DIRECTIVE A: Copy out the notes on replacing a failed disk and booting into single user mode verbatim.

* Start EXTRACT PROVIDED *

Since the servers use a RAID6 configuration, we would still survive if the wrong disk is pulled out, but not if done wrong twice in a row. It is not rare for these mistakes to happen, and we use RAID6 exactly because of that. It happened various times that the wrong disk is changed, so all such interventions are delicate and must be properly phrased on the ticket opened to the procurement team.

After the disk has been changed, run the last command above to find out the new Firmware state. It should change to Failed -> Offline -> Rebuild. After completing the rebuild, its status will finally change to Online like the other disks.

Finally, double-check all the services are running correctly as expected.

FIXME: we need updated instructions on how to do that for physical machines in the new infrastructure.

For virtual machines, grab the console directly through the openstack web interface.

Once connected to the console, use it to boot into single user mode to repair a system partition following from a hard disk problem, for example. To edit the boot time parameters, use the following.

The init=/bin/bash tells grub to enter a shell directly without asking for the “root password or Ctrl-D to reboot”. Alternatively, when using single fastboot, the single tells it to go into single user mode without asking for the root password, while fastboot makes it skip running the fsck. The main difference is that the former will bring you to a bare shell, without any partitions mounted. While the later brings you to a system state much more close to the production state. Usually, single fastboot is preferable, but depending on the problem it may not succeed to boot.

If all you need is to run fsck interactively on some partition, then use boot with single fastboot, run fsck manually on the offending partition, and finally request the machine to reboot with /sbin/shutdown -r -n now.

* End EXTRACT PROVIDED *
* Start RECORDS SHOWN *

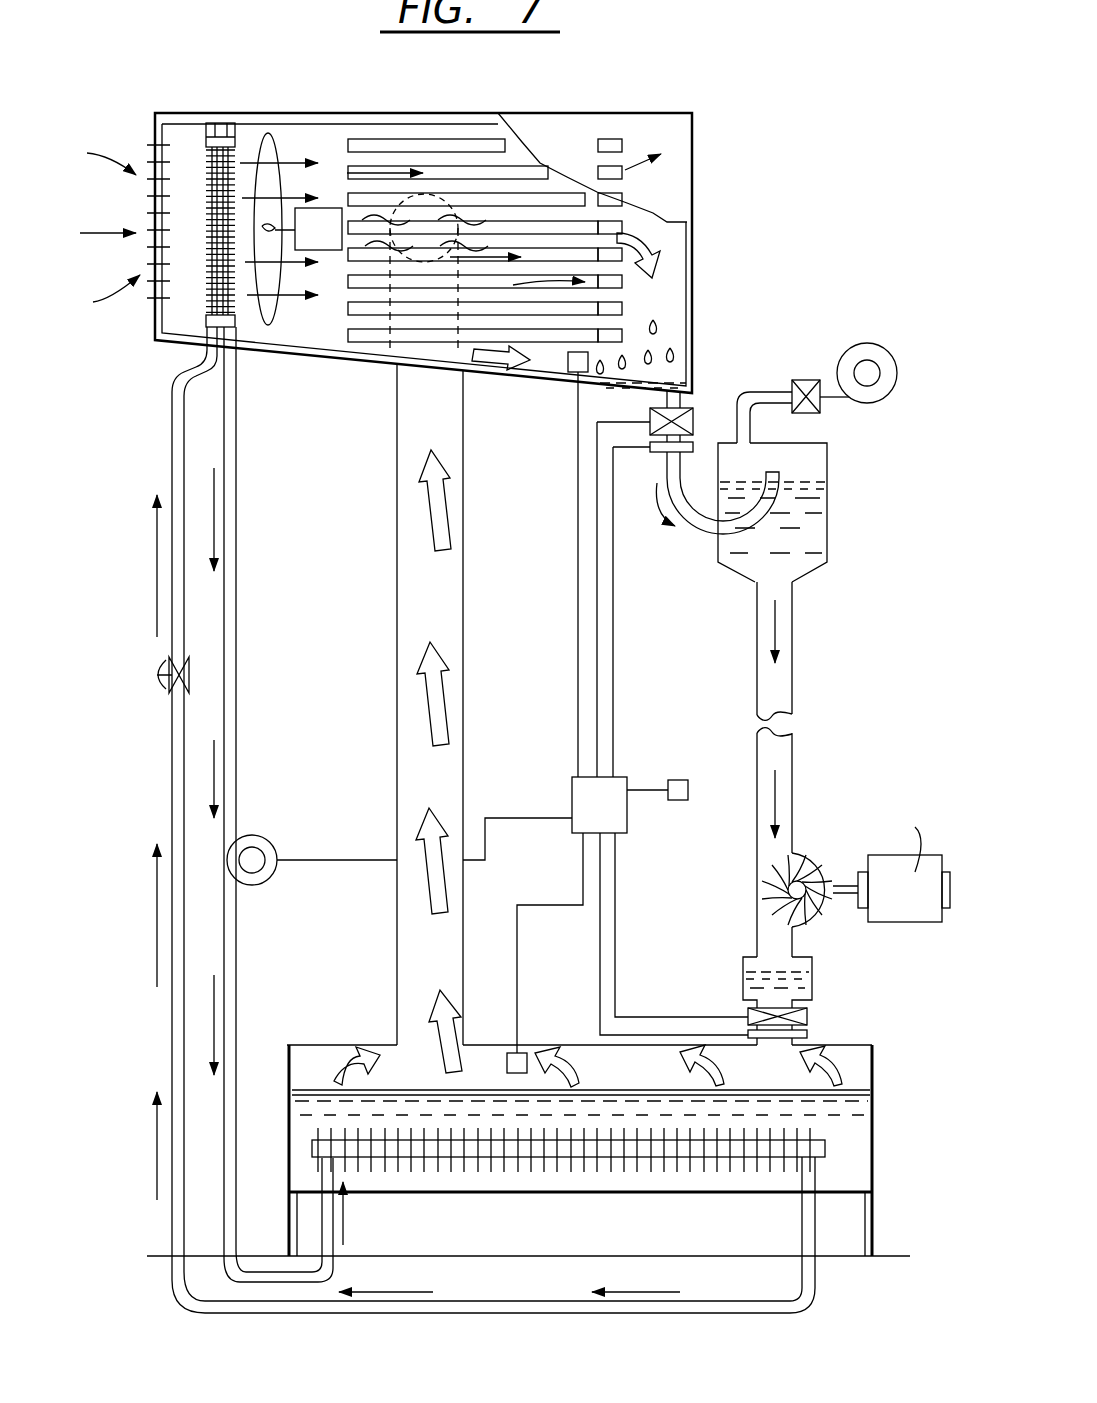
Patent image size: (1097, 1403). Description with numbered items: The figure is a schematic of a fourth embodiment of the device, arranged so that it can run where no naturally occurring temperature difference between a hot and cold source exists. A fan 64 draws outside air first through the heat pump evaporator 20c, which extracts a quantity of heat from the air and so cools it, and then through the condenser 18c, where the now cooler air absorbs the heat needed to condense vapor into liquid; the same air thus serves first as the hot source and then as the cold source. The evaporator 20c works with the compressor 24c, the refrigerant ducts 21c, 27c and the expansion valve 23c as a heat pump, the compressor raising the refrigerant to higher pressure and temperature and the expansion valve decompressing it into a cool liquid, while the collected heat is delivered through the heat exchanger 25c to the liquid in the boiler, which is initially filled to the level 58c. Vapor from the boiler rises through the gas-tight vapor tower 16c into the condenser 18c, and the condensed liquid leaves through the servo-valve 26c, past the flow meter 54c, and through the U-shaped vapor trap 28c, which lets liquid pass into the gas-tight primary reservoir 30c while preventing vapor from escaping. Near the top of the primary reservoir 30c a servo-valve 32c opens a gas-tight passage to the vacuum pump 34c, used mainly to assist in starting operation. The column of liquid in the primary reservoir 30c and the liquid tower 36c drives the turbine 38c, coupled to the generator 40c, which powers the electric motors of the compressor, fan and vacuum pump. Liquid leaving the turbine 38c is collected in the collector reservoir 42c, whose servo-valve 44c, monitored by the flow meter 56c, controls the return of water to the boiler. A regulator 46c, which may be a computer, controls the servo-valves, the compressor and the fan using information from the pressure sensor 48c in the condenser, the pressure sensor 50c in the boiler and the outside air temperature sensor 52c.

The vapor tower 16c is at (460, 608).
The condenser 18c is at (608, 112).
The heat pump evaporator 20c is at (220, 123).
The duct 21c is at (232, 472).
The expansion valve 23c is at (172, 660).
The compressor 24c is at (273, 843).
The heat exchanger 25c is at (615, 1150).
The servo-valve 26c is at (693, 418).
The duct 27c is at (172, 448).
The vapor trap 28c is at (702, 532).
The primary reservoir 30c is at (827, 545).
The servo-valve 32c is at (808, 378).
The vacuum pump 34c is at (875, 343).
The liquid tower 36c is at (792, 677).
The turbine 38c is at (758, 893).
The generator 40c is at (923, 923).
The collector reservoir 42c is at (743, 968).
The servo-valve 44c is at (747, 1012).
The regulator 46c is at (575, 790).
The pressure sensor 48c is at (578, 372).
The pressure sensor 50c is at (525, 1053).
The outside air temperature sensor 52c is at (670, 780).
The flow meter 54c is at (695, 446).
The flow meter 56c is at (748, 1033).
The liquid level 58c is at (655, 1090).
The fan 64 is at (272, 138).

* End RECORDS SHOWN *

DIRECTIVE B: Output the drawing region entries as a Markdown table with the columns "No." and "Line," starting at the first entry and ending at the line that contains "The expansion valve 23c is at (172, 660).". Number each line, skip blank lines, and omit the pictures.

WORKED SOLUTION A:
Since the servers use a RAID6 configuration, we would still survive if the wrong disk is pulled out, but not if done wrong twice in a row. It is not rare for these mistakes to happen, and we use RAID6 exactly because of that. It happened various times that the wrong disk is changed, so all such interventions are delicate and must be properly phrased on the ticket opened to the procurement team.

After the disk has been changed, run the last command above to find out the new Firmware state. It should change to Failed -> Offline -> Rebuild. After completing the rebuild, its status will finally change to Online like the other disks.

Finally, double-check all the services are running correctly as expected.

FIXME: we need updated instructions on how to do that for physical machines in the new infrastructure.

For virtual machines, grab the console directly through the openstack web interface.

Once connected to the console, use it to boot into single user mode to repair a system partition following from a hard disk problem, for example. To edit the boot time parameters, use the following.

The init=/bin/bash tells grub to enter a shell directly without asking for the “root password or Ctrl-D to reboot”. Alternatively, when using single fastboot, the single tells it to go into single user mode without asking for the root password, while fastboot makes it skip running the fsck. The main difference is that the former will bring you to a bare shell, without any partitions mounted. While the later brings you to a system state much more close to the production state. Usually, single fastboot is preferable, but depending on the problem it may not succeed to boot.

If all you need is to run fsck interactively on some partition, then use boot with single fastboot, run fsck manually on the offending partition, and finally request the machine to reboot with /sbin/shutdown -r -n now.

WORKED SOLUTION B:
| No. | Line |
|---|---|
| 1 | Patent image size: (1097, 1403). Description with numbered items: The figure is a schematic of a fourth embodiment of the device, arranged so that it can run where no naturally occurring temperature difference between a hot and cold source exists. A fan 64 draws outside air first through the heat pump evaporator 20c, which extracts a quantity of heat from the air and so cools it, and then through the condenser 18c, where the now cooler air absorbs the heat needed to condense vapor into liquid; the same air thus serves first as the hot source and then as the cold source. The evaporator 20c works with the compressor 24c, the refrigerant ducts 21c, 27c and the expansion valve 23c as a heat pump, the compressor raising the refrigerant to higher pressure and temperature and the expansion valve decompressing it into a cool liquid, while the collected heat is delivered through the heat exchanger 25c to the liquid in the boiler, which is initially filled to the level 58c. Vapor from the boiler rises through the gas-tight vapor tower 16c into the condenser 18c, and the condensed liquid leaves through the servo-valve 26c, past the flow meter 54c, and through the U-shaped vapor trap 28c, which lets liquid pass into the gas-tight primary reservoir 30c while preventing vapor from escaping. Near the top of the primary reservoir 30c a servo-valve 32c opens a gas-tight passage to the vacuum pump 34c, used mainly to assist in starting operation. The column of liquid in the primary reservoir 30c and the liquid tower 36c drives the turbine 38c, coupled to the generator 40c, which powers the electric motors of the compressor, fan and vacuum pump. Liquid leaving the turbine 38c is collected in the collector reservoir 42c, whose servo-valve 44c, monitored by the flow meter 56c, controls the return of water to the boiler. A regulator 46c, which may be a computer, controls the servo-valves, the compressor and the fan using information from the pressure sensor 48c in the condenser, the pressure sensor 50c in the boiler and the outside air temperature sensor 52c. |
| 2 | The vapor tower 16c is at (460, 608). |
| 3 | The condenser 18c is at (608, 112). |
| 4 | The heat pump evaporator 20c is at (220, 123). |
| 5 | The duct 21c is at (232, 472). |
| 6 | The expansion valve 23c is at (172, 660). |